• GOAL
From the entries below, gather each line containing the word "name".

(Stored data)
********************
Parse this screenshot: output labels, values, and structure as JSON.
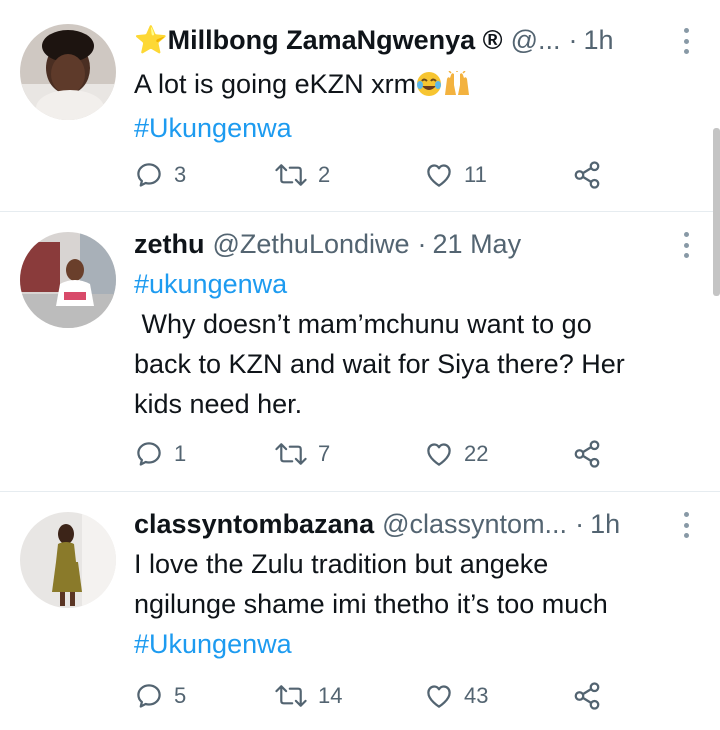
{
  "tweets": [
    {
      "name": "⭐Millbong ZamaNgwenya ®",
      "handle": "@...",
      "time": "1h",
      "lines": [
        "A lot is going eKZN xrm"
      ],
      "hashtag": "#Ukungenwa",
      "replies": "3",
      "retweets": "2",
      "likes": "11"
    },
    {
      "name": "zethu",
      "handle": "@ZethuLondiwe",
      "time": "21 May",
      "hashtag": "#ukungenwa",
      "lines": [
        " Why doesn’t mam’mchunu want to go",
        "back to KZN and wait for Siya there? Her",
        "kids need her."
      ],
      "replies": "1",
      "retweets": "7",
      "likes": "22"
    },
    {
      "name": "classyntombazana",
      "handle": "@classyntom...",
      "time": "1h",
      "lines": [
        "I love the Zulu tradition but angeke",
        "ngilunge shame imi thetho it’s too much"
      ],
      "hashtag": "#Ukungenwa",
      "replies": "5",
      "retweets": "14",
      "likes": "43"
    }
  ],
  "icons": {
    "reply": "reply-icon",
    "retweet": "retweet-icon",
    "like": "heart-icon",
    "share": "share-icon",
    "more": "more-vertical-icon",
    "emoji": [
      "tears-of-joy-emoji",
      "raising-hands-emoji"
    ]
  },
  "colors": {
    "hashtag": "#1d9bf0",
    "secondary_text": "#536471",
    "divider": "#e6ecf0"
  }
}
********************
• OUTPUT FOR THIS EXERCISE
      "name": "⭐Millbong ZamaNgwenya ®",
      "name": "zethu",
      "name": "classyntombazana",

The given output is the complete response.